#### MATERIAL ####

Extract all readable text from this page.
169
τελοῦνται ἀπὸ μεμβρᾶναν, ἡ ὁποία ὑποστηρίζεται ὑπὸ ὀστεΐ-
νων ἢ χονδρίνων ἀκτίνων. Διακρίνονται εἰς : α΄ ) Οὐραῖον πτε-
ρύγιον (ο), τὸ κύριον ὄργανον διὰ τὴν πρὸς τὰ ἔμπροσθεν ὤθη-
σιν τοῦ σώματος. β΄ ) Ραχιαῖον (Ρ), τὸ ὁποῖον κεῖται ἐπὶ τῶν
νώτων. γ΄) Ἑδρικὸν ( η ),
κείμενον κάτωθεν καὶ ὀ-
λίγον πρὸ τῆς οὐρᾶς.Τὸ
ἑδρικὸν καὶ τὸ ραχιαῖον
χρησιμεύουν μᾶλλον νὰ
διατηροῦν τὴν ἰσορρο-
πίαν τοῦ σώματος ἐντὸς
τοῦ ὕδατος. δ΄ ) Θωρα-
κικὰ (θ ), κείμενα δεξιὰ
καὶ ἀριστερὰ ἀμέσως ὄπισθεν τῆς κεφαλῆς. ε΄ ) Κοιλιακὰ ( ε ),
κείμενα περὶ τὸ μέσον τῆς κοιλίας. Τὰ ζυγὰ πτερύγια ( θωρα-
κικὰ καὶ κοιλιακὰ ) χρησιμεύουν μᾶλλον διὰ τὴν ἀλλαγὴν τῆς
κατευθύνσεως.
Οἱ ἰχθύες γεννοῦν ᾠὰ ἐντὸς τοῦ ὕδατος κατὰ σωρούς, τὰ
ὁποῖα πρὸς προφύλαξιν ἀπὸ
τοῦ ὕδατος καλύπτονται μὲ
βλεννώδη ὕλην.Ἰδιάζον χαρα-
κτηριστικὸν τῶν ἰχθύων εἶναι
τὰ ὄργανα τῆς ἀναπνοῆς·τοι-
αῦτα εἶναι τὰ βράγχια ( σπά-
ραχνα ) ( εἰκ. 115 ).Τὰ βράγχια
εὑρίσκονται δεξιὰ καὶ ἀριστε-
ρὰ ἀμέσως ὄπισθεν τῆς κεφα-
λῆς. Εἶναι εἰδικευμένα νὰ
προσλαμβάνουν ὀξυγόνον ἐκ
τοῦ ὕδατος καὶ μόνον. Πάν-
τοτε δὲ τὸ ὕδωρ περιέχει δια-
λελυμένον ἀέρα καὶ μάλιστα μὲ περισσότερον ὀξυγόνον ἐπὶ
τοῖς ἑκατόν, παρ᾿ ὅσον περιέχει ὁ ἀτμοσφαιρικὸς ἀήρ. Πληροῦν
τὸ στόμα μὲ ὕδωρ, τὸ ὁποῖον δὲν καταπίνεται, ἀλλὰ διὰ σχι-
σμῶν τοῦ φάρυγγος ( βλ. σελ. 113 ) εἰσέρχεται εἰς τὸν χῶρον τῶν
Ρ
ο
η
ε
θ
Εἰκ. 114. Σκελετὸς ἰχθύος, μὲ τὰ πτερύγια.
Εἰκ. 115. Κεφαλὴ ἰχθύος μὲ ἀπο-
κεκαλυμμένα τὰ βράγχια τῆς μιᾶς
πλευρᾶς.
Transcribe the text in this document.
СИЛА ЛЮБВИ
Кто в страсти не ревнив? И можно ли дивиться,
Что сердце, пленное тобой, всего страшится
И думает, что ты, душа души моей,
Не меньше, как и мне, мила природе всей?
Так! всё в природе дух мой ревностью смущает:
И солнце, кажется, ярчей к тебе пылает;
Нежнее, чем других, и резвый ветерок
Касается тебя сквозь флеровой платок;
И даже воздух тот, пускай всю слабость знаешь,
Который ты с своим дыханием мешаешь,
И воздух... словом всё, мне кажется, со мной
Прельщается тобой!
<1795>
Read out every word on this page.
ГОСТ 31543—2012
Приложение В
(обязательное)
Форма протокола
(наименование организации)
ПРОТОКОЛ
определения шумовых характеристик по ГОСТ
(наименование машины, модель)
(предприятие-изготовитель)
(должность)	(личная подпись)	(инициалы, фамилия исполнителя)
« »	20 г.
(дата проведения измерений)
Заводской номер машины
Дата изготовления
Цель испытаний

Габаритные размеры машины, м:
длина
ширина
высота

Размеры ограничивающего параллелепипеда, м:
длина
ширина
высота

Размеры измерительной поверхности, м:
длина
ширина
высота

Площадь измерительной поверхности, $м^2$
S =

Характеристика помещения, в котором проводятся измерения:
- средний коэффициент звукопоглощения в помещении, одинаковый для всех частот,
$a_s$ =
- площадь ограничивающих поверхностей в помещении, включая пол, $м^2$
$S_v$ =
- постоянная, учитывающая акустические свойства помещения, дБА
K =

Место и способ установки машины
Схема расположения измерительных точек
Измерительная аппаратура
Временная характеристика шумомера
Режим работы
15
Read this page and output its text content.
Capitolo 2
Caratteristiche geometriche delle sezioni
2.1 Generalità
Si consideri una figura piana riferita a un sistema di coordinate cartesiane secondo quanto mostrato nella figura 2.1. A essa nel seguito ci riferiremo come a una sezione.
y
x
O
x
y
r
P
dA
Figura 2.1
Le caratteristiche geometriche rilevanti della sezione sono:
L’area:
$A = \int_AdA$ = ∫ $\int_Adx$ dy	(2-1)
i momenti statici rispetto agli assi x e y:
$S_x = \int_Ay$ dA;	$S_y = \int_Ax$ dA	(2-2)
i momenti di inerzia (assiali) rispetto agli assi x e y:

####

**TASK TO COMPLETE:** Copy out every line of the listing that includes the string "this".

**FULL RESPONSE:**
Extract all readable text from this page.
Transcribe the text in this document.
Read out every word on this page.
Read this page and output its text content.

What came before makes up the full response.